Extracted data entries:
· · · · · · ·
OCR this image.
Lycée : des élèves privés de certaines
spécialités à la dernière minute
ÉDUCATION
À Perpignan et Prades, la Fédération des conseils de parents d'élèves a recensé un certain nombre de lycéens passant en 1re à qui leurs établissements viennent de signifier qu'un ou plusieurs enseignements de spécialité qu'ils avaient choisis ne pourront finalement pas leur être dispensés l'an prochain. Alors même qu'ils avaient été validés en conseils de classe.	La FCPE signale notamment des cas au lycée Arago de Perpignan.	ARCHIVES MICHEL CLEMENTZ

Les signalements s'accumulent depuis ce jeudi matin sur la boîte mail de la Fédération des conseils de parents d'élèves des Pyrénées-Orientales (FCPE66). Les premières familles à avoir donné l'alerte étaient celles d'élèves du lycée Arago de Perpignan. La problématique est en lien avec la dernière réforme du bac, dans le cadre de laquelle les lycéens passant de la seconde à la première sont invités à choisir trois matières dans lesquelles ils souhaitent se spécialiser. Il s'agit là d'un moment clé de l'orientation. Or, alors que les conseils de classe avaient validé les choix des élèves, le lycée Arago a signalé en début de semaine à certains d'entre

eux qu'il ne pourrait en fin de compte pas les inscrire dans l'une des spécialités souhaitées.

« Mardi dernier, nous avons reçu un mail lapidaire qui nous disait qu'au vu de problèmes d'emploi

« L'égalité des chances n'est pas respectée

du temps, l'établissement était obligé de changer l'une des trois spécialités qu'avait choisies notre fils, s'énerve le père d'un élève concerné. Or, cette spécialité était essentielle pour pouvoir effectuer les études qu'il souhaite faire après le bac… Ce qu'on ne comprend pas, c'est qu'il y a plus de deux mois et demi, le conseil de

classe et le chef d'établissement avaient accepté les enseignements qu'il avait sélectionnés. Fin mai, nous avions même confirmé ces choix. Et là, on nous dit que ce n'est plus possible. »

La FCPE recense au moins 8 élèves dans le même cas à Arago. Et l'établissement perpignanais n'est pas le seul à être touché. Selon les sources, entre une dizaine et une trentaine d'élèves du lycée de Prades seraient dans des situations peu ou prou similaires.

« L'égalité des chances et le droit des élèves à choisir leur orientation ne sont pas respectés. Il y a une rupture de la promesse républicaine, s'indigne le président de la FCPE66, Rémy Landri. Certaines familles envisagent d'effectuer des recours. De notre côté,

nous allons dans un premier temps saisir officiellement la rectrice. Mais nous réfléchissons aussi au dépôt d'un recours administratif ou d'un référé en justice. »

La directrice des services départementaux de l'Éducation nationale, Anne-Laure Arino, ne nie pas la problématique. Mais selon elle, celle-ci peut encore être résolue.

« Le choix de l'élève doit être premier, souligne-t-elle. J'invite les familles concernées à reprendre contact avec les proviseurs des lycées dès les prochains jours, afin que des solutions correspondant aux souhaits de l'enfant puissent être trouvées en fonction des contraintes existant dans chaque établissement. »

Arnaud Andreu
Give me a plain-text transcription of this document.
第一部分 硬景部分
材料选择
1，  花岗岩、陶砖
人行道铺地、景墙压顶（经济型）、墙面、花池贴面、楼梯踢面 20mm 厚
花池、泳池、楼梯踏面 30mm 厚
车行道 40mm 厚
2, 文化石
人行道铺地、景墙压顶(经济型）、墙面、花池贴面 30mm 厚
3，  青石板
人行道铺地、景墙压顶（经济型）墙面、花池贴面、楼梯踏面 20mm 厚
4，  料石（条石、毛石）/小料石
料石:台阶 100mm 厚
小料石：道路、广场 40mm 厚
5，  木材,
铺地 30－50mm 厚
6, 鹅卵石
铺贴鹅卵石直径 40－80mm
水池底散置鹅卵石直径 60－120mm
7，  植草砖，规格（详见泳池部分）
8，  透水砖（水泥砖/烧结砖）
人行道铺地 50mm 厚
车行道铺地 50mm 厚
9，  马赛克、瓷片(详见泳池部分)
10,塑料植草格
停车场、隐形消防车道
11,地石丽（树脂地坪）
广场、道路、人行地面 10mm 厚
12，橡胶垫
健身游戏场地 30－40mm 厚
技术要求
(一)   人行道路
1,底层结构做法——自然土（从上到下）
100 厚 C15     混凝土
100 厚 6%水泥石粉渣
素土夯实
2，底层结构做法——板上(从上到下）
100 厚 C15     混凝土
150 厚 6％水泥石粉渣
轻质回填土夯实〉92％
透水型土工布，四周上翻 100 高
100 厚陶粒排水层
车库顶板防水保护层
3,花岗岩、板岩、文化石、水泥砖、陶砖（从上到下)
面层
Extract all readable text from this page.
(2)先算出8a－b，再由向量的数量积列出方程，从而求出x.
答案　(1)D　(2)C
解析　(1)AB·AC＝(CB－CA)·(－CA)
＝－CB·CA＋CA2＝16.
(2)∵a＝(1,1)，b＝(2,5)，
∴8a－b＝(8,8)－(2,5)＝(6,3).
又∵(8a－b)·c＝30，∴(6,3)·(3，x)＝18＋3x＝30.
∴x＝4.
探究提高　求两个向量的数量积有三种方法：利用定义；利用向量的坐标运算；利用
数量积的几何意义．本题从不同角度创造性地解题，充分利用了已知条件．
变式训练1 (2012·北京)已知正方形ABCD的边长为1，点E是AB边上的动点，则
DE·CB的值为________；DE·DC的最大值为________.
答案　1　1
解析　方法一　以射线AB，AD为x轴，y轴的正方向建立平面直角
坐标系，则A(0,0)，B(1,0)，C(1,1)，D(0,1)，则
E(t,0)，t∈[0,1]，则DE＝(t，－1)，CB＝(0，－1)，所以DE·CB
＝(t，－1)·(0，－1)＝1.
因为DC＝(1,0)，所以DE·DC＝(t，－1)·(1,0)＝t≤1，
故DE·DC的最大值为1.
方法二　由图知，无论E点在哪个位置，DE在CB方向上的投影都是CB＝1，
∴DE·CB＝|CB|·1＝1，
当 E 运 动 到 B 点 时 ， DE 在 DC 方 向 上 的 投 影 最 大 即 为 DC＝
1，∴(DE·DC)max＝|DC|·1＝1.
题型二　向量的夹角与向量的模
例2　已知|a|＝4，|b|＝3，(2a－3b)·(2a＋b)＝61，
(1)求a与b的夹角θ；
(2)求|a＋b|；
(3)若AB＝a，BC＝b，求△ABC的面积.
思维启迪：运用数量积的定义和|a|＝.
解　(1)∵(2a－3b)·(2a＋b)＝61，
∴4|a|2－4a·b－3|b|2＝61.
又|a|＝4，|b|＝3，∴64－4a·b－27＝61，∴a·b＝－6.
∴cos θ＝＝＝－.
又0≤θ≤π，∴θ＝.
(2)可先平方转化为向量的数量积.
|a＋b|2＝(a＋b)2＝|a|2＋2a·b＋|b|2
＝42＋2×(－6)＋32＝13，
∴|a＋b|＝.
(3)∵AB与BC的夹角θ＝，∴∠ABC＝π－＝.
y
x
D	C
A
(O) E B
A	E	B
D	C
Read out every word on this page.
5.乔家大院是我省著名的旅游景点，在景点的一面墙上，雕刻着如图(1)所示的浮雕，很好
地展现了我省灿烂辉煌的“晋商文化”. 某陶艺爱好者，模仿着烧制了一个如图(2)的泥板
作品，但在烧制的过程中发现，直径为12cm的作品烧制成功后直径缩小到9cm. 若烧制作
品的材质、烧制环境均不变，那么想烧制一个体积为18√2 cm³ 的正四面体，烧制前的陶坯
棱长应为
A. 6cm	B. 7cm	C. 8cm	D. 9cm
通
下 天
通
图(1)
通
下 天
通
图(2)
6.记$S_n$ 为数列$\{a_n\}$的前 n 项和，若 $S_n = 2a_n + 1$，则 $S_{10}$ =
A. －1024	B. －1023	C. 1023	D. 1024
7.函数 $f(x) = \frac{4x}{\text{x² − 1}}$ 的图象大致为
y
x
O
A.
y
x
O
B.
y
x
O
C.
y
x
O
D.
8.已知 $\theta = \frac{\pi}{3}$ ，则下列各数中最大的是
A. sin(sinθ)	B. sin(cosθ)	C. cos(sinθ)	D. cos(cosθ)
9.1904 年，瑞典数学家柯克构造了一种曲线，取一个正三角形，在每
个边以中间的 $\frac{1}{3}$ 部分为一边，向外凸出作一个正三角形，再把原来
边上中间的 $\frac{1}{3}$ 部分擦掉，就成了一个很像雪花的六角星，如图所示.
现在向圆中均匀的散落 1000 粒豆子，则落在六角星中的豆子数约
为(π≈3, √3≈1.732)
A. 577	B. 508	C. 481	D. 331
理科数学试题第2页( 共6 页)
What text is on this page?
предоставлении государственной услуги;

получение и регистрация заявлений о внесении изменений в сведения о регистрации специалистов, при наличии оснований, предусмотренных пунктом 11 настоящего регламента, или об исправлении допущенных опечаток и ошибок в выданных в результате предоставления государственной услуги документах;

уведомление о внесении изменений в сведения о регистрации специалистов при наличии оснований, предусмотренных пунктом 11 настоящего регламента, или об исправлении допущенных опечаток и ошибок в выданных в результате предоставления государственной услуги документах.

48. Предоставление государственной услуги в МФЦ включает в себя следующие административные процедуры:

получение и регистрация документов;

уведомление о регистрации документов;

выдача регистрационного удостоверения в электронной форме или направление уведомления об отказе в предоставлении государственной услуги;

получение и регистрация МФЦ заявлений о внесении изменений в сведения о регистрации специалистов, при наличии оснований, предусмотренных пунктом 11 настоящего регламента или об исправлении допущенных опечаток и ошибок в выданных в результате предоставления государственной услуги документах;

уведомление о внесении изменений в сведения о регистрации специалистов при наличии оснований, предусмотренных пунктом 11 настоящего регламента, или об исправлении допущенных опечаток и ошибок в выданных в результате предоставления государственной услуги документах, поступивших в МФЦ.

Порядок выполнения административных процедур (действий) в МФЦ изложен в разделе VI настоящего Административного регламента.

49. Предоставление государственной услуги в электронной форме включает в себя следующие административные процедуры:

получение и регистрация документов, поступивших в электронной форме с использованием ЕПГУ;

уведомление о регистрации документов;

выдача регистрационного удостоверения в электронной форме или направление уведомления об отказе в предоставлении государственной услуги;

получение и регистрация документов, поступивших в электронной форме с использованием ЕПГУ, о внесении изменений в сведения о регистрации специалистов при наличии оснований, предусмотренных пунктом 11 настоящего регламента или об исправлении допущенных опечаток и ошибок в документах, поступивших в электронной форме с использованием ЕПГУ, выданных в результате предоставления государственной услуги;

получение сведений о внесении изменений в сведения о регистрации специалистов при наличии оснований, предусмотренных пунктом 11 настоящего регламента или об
· · · · · · ·
WHAT IS BEING ASKED:
Go through the entries above and count the lines containing the word "楼梯踏面"; give only that count.

COMPLETE OUTPUT:
2